■ **Written problem**: The records below should be written out again, exactly.
Start
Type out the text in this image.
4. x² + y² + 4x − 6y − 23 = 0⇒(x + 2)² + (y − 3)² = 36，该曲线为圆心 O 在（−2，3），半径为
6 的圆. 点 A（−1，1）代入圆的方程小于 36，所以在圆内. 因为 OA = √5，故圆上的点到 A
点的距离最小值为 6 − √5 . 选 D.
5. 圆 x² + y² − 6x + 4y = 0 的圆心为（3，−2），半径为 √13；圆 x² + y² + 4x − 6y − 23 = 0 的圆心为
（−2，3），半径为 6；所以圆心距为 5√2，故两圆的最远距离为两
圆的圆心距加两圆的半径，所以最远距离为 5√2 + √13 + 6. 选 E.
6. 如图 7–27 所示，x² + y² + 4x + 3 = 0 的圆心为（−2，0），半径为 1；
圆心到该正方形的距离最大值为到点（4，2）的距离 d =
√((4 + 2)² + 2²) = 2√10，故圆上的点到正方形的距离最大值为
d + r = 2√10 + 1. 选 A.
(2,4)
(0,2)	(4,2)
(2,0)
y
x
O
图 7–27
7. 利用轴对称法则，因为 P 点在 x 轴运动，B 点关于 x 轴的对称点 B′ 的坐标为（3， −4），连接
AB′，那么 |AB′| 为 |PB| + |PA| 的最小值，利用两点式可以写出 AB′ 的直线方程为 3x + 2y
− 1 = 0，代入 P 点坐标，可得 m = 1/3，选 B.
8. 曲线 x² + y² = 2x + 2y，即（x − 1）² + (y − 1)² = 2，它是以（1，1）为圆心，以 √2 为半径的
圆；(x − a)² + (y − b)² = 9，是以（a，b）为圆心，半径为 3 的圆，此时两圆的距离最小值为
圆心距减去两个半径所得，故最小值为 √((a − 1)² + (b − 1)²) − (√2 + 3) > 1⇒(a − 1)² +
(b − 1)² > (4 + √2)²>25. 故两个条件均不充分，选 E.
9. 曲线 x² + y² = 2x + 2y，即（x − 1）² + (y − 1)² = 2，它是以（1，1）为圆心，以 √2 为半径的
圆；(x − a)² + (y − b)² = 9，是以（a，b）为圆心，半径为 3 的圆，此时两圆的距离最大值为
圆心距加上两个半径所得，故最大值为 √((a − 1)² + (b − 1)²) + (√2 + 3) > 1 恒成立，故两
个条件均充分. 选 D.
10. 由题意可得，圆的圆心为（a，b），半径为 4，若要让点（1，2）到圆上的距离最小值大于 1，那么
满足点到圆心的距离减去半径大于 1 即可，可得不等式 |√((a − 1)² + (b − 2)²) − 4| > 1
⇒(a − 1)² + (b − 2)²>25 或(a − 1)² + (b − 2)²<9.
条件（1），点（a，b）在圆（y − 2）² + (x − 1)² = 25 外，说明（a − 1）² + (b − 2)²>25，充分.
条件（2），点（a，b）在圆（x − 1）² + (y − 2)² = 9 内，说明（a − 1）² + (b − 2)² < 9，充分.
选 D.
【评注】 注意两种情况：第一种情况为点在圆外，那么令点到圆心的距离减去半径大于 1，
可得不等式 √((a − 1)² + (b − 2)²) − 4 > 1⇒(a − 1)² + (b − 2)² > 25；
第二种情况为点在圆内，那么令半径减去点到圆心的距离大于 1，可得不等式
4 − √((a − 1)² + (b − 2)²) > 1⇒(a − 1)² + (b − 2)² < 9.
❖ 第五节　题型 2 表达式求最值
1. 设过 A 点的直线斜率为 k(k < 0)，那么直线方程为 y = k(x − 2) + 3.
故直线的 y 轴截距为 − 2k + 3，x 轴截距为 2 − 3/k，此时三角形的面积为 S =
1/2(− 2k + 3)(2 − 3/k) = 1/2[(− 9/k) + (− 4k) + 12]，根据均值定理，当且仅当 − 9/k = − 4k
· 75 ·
End
■ **Exercise answer**:
Type out the text in this image.
4. x² + y² + 4x − 6y − 23 = 0⇒(x + 2)² + (y − 3)² = 36，该曲线为圆心 O 在（−2，3），半径为
6 的圆. 点 A（−1，1）代入圆的方程小于 36，所以在圆内. 因为 OA = √5，故圆上的点到 A
点的距离最小值为 6 − √5 . 选 D.
5. 圆 x² + y² − 6x + 4y = 0 的圆心为（3，−2），半径为 √13；圆 x² + y² + 4x − 6y − 23 = 0 的圆心为
（−2，3），半径为 6；所以圆心距为 5√2，故两圆的最远距离为两
圆的圆心距加两圆的半径，所以最远距离为 5√2 + √13 + 6. 选 E.
6. 如图 7–27 所示，x² + y² + 4x + 3 = 0 的圆心为（−2，0），半径为 1；
圆心到该正方形的距离最大值为到点（4，2）的距离 d =
√((4 + 2)² + 2²) = 2√10，故圆上的点到正方形的距离最大值为
d + r = 2√10 + 1. 选 A.
(2,4)
(0,2)	(4,2)
(2,0)
y
x
O
图 7–27
7. 利用轴对称法则，因为 P 点在 x 轴运动，B 点关于 x 轴的对称点 B′ 的坐标为（3， −4），连接
AB′，那么 |AB′| 为 |PB| + |PA| 的最小值，利用两点式可以写出 AB′ 的直线方程为 3x + 2y
− 1 = 0，代入 P 点坐标，可得 m = 1/3，选 B.
8. 曲线 x² + y² = 2x + 2y，即（x − 1）² + (y − 1)² = 2，它是以（1，1）为圆心，以 √2 为半径的
圆；(x − a)² + (y − b)² = 9，是以（a，b）为圆心，半径为 3 的圆，此时两圆的距离最小值为
圆心距减去两个半径所得，故最小值为 √((a − 1)² + (b − 1)²) − (√2 + 3) > 1⇒(a − 1)² +
(b − 1)² > (4 + √2)²>25. 故两个条件均不充分，选 E.
9. 曲线 x² + y² = 2x + 2y，即（x − 1）² + (y − 1)² = 2，它是以（1，1）为圆心，以 √2 为半径的
圆；(x − a)² + (y − b)² = 9，是以（a，b）为圆心，半径为 3 的圆，此时两圆的距离最大值为
圆心距加上两个半径所得，故最大值为 √((a − 1)² + (b − 1)²) + (√2 + 3) > 1 恒成立，故两
个条件均充分. 选 D.
10. 由题意可得，圆的圆心为（a，b），半径为 4，若要让点（1，2）到圆上的距离最小值大于 1，那么
满足点到圆心的距离减去半径大于 1 即可，可得不等式 |√((a − 1)² + (b − 2)²) − 4| > 1
⇒(a − 1)² + (b − 2)²>25 或(a − 1)² + (b − 2)²<9.
条件（1），点（a，b）在圆（y − 2）² + (x − 1)² = 25 外，说明（a − 1）² + (b − 2)²>25，充分.
条件（2），点（a，b）在圆（x − 1）² + (y − 2)² = 9 内，说明（a − 1）² + (b − 2)² < 9，充分.
选 D.
【评注】 注意两种情况：第一种情况为点在圆外，那么令点到圆心的距离减去半径大于 1，
可得不等式 √((a − 1)² + (b − 2)²) − 4 > 1⇒(a − 1)² + (b − 2)² > 25；
第二种情况为点在圆内，那么令半径减去点到圆心的距离大于 1，可得不等式
4 − √((a − 1)² + (b − 2)²) > 1⇒(a − 1)² + (b − 2)² < 9.
❖ 第五节　题型 2 表达式求最值
1. 设过 A 点的直线斜率为 k(k < 0)，那么直线方程为 y = k(x − 2) + 3.
故直线的 y 轴截距为 − 2k + 3，x 轴截距为 2 − 3/k，此时三角形的面积为 S =
1/2(− 2k + 3)(2 − 3/k) = 1/2[(− 9/k) + (− 4k) + 12]，根据均值定理，当且仅当 − 9/k = − 4k
· 75 ·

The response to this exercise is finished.